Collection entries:

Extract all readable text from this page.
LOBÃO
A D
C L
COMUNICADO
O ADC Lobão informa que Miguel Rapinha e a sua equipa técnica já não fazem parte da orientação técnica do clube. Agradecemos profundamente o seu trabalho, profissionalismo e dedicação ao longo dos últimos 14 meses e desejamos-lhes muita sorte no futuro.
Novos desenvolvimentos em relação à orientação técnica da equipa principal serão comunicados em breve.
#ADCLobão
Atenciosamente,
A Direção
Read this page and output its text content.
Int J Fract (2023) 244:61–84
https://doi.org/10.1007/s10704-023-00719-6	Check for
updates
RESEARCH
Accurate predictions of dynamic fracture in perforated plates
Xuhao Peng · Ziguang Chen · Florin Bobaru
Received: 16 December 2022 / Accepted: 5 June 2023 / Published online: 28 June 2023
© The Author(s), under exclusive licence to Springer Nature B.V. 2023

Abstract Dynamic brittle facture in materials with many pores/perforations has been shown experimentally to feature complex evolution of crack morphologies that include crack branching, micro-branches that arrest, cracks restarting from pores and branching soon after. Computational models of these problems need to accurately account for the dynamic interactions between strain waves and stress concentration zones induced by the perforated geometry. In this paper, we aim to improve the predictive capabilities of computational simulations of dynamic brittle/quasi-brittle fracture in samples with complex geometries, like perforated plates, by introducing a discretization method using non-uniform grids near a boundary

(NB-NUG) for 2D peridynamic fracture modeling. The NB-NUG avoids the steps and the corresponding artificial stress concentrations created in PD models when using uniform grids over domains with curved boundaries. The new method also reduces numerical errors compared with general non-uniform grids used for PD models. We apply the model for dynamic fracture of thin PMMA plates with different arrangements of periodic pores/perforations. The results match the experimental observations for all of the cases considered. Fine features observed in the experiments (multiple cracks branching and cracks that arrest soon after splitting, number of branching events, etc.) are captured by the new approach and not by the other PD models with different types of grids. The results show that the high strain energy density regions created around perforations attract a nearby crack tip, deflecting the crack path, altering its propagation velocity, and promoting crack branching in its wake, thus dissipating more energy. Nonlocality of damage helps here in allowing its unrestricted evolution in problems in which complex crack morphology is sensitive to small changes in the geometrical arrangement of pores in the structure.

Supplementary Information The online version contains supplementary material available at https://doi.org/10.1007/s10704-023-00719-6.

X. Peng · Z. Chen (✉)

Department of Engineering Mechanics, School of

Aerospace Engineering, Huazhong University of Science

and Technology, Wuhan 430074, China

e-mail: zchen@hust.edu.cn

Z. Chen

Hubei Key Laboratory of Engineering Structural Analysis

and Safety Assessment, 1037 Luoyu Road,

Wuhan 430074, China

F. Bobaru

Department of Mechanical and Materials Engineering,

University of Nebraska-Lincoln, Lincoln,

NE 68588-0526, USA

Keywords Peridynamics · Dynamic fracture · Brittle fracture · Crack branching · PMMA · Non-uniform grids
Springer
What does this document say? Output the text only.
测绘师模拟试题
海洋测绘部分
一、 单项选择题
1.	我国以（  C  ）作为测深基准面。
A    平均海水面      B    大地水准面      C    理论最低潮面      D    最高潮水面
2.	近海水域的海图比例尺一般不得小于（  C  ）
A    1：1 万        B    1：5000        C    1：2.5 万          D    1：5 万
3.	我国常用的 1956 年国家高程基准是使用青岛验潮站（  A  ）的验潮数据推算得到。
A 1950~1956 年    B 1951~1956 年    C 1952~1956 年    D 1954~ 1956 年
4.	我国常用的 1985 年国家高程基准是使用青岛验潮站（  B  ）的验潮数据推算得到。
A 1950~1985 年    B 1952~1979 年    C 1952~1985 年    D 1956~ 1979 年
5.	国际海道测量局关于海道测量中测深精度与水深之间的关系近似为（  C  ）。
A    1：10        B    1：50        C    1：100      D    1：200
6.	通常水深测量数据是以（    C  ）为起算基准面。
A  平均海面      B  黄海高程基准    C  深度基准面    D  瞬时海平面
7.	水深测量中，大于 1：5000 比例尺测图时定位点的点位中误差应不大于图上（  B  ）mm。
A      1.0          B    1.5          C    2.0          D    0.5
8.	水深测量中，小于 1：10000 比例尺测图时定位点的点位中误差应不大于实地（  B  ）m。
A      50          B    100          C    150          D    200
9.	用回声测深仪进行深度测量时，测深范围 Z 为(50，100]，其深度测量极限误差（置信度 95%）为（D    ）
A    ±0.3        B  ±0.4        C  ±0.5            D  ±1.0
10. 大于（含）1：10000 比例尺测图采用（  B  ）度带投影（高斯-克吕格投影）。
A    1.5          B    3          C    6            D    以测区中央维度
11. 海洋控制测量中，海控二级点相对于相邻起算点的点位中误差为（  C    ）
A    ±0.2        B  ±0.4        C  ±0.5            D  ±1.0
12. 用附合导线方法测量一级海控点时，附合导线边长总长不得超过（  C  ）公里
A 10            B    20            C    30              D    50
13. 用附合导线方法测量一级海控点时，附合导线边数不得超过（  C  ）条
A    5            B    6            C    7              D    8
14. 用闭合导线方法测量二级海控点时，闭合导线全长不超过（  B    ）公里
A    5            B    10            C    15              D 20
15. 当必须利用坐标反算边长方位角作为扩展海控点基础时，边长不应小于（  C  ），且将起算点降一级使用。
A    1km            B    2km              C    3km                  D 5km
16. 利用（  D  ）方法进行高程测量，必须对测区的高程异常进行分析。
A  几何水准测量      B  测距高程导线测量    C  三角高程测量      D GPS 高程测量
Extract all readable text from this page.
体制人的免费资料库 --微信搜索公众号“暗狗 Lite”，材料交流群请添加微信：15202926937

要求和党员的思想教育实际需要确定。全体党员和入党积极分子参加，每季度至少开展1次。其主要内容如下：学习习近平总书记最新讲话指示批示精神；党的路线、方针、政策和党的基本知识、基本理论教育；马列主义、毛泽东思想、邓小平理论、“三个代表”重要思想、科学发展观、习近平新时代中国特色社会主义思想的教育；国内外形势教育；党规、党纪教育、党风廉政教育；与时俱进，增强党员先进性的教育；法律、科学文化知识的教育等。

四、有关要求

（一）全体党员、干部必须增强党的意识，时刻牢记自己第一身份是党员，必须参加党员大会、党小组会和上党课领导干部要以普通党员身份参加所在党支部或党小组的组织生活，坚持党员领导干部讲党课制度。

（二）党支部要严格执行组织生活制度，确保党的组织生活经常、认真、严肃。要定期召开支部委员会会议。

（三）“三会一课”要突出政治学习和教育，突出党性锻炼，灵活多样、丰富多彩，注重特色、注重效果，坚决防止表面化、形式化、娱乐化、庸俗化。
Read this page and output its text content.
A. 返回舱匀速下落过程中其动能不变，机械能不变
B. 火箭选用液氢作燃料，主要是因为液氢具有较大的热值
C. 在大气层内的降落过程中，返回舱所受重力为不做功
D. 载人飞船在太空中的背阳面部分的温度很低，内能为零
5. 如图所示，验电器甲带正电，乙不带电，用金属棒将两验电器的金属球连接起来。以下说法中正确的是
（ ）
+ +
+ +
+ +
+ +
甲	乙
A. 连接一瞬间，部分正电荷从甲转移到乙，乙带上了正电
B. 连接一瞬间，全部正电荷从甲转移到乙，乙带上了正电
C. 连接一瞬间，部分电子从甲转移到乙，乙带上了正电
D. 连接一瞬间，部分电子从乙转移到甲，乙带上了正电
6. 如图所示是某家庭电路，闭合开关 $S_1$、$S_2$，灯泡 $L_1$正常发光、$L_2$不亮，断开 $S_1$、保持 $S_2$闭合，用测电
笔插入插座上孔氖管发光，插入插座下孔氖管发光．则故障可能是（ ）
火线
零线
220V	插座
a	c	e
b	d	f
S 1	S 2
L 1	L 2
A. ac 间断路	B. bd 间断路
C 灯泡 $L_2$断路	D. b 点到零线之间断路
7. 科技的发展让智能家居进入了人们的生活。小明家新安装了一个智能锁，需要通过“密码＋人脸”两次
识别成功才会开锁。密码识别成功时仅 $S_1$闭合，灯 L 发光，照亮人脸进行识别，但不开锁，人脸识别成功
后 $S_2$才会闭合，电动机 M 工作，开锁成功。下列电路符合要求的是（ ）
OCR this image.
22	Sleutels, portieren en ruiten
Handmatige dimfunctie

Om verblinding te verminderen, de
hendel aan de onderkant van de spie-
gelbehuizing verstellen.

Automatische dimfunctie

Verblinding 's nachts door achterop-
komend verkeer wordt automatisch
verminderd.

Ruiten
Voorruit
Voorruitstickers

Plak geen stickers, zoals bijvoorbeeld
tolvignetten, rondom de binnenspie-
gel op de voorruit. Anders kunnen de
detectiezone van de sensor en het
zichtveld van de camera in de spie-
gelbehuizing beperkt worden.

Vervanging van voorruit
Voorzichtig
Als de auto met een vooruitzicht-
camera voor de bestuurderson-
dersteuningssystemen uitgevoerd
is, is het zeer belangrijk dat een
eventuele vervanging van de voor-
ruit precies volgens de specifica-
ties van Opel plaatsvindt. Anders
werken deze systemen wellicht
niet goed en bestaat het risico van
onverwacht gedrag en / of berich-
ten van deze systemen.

SET EXERCISE:
Lines containing the word "Bobaru" are to be tallied; report only the total.

PROBLEM SOLUTION:
2